**DESCRIPTION OF THE TASK**
Repeat what the lines below say, word for word, and skip every image.

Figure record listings
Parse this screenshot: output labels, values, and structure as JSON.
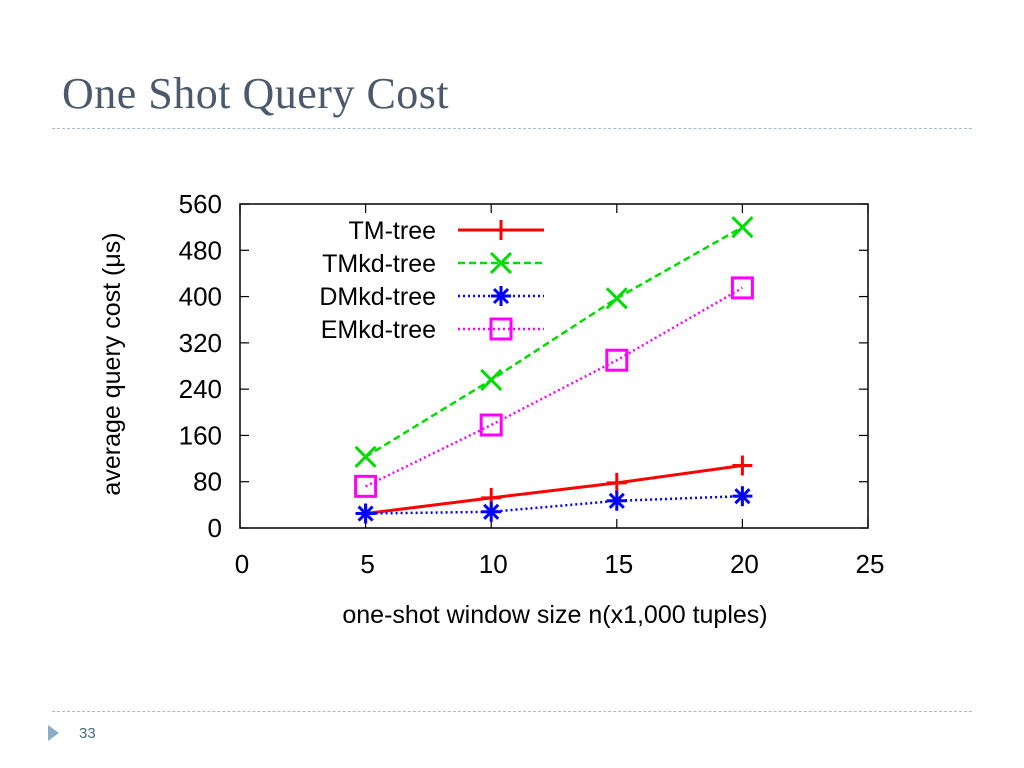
{
  "slide": {
    "title": "One Shot Query Cost",
    "number": "33"
  },
  "chart_data": {
    "type": "line",
    "title": "",
    "xlabel": "one-shot window size n(x1,000 tuples)",
    "ylabel": "average query cost (μs)",
    "xlim": [
      0,
      25
    ],
    "ylim": [
      0,
      560
    ],
    "xticks": [
      0,
      5,
      10,
      15,
      20,
      25
    ],
    "yticks": [
      0,
      80,
      160,
      240,
      320,
      400,
      480,
      560
    ],
    "grid": false,
    "legend_position": "top-left",
    "x": [
      5,
      10,
      15,
      20
    ],
    "series": [
      {
        "name": "TM-tree",
        "values": [
          25,
          52,
          78,
          108
        ],
        "color": "#ff0000",
        "dash": "solid",
        "marker": "plus"
      },
      {
        "name": "TMkd-tree",
        "values": [
          123,
          256,
          397,
          520
        ],
        "color": "#00dd00",
        "dash": "dashed",
        "marker": "cross"
      },
      {
        "name": "DMkd-tree",
        "values": [
          25,
          28,
          47,
          55
        ],
        "color": "#0000ff",
        "dash": "dotted",
        "marker": "star"
      },
      {
        "name": "EMkd-tree",
        "values": [
          72,
          178,
          290,
          415
        ],
        "color": "#ff00ff",
        "dash": "dotted",
        "marker": "square"
      }
    ]
  }
}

**SOLUTION**
Parse this screenshot: output labels, values, and structure as JSON.
{
  "slide": {
    "title": "One Shot Query Cost",
    "number": "33"
  },
  "chart_data": {
    "type": "line",
    "title": "",
    "xlabel": "one-shot window size n(x1,000 tuples)",
    "ylabel": "average query cost (μs)",
    "xlim": [
      0,
      25
    ],
    "ylim": [
      0,
      560
    ],
    "xticks": [
      0,
      5,
      10,
      15,
      20,
      25
    ],
    "yticks": [
      0,
      80,
      160,
      240,
      320,
      400,
      480,
      560
    ],
    "grid": false,
    "legend_position": "top-left",
    "x": [
      5,
      10,
      15,
      20
    ],
    "series": [
      {
        "name": "TM-tree",
        "values": [
          25,
          52,
          78,
          108
        ],
        "color": "#ff0000",
        "dash": "solid",
        "marker": "plus"
      },
      {
        "name": "TMkd-tree",
        "values": [
          123,
          256,
          397,
          520
        ],
        "color": "#00dd00",
        "dash": "dashed",
        "marker": "cross"
      },
      {
        "name": "DMkd-tree",
        "values": [
          25,
          28,
          47,
          55
        ],
        "color": "#0000ff",
        "dash": "dotted",
        "marker": "star"
      },
      {
        "name": "EMkd-tree",
        "values": [
          72,
          178,
          290,
          415
        ],
        "color": "#ff00ff",
        "dash": "dotted",
        "marker": "square"
      }
    ]
  }
}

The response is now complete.